All of the material below is to be returned exactly.

◇ ◇ ◇

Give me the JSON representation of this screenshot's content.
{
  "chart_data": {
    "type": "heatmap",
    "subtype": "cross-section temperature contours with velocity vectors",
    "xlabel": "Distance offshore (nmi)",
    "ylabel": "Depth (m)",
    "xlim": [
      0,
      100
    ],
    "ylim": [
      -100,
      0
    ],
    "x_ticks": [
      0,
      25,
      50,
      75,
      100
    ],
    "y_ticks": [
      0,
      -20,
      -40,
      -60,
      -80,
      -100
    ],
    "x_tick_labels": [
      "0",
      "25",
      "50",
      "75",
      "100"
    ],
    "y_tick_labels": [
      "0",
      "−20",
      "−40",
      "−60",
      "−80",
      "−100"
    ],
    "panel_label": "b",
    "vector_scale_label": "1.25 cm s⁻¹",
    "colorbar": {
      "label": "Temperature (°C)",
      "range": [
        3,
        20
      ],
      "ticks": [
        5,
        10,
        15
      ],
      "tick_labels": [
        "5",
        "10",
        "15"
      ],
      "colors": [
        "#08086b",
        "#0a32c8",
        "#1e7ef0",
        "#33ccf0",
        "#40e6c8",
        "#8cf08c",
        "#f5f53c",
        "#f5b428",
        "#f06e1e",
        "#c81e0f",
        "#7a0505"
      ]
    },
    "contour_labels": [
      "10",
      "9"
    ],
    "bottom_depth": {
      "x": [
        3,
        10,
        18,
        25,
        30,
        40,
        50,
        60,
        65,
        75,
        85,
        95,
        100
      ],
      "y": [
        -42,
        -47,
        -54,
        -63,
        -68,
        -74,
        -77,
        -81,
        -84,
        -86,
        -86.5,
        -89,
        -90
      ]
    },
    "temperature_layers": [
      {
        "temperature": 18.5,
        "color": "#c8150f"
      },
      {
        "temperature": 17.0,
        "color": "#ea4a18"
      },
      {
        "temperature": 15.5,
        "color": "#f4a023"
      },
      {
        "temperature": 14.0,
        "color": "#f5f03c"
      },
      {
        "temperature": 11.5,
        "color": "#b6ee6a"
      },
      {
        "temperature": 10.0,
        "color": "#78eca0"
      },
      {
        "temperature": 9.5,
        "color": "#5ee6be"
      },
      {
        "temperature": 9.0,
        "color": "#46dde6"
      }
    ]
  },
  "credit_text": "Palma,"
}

◇ ◇ ◇

Output for this task
Give me the JSON representation of this screenshot's content.
{
  "chart_data": {
    "type": "heatmap",
    "subtype": "cross-section temperature contours with velocity vectors",
    "xlabel": "Distance offshore (nmi)",
    "ylabel": "Depth (m)",
    "xlim": [
      0,
      100
    ],
    "ylim": [
      -100,
      0
    ],
    "x_ticks": [
      0,
      25,
      50,
      75,
      100
    ],
    "y_ticks": [
      0,
      -20,
      -40,
      -60,
      -80,
      -100
    ],
    "x_tick_labels": [
      "0",
      "25",
      "50",
      "75",
      "100"
    ],
    "y_tick_labels": [
      "0",
      "−20",
      "−40",
      "−60",
      "−80",
      "−100"
    ],
    "panel_label": "b",
    "vector_scale_label": "1.25 cm s⁻¹",
    "colorbar": {
      "label": "Temperature (°C)",
      "range": [
        3,
        20
      ],
      "ticks": [
        5,
        10,
        15
      ],
      "tick_labels": [
        "5",
        "10",
        "15"
      ],
      "colors": [
        "#08086b",
        "#0a32c8",
        "#1e7ef0",
        "#33ccf0",
        "#40e6c8",
        "#8cf08c",
        "#f5f53c",
        "#f5b428",
        "#f06e1e",
        "#c81e0f",
        "#7a0505"
      ]
    },
    "contour_labels": [
      "10",
      "9"
    ],
    "bottom_depth": {
      "x": [
        3,
        10,
        18,
        25,
        30,
        40,
        50,
        60,
        65,
        75,
        85,
        95,
        100
      ],
      "y": [
        -42,
        -47,
        -54,
        -63,
        -68,
        -74,
        -77,
        -81,
        -84,
        -86,
        -86.5,
        -89,
        -90
      ]
    },
    "temperature_layers": [
      {
        "temperature": 18.5,
        "color": "#c8150f"
      },
      {
        "temperature": 17.0,
        "color": "#ea4a18"
      },
      {
        "temperature": 15.5,
        "color": "#f4a023"
      },
      {
        "temperature": 14.0,
        "color": "#f5f03c"
      },
      {
        "temperature": 11.5,
        "color": "#b6ee6a"
      },
      {
        "temperature": 10.0,
        "color": "#78eca0"
      },
      {
        "temperature": 9.5,
        "color": "#5ee6be"
      },
      {
        "temperature": 9.0,
        "color": "#46dde6"
      }
    ]
  },
  "credit_text": "Palma,"
}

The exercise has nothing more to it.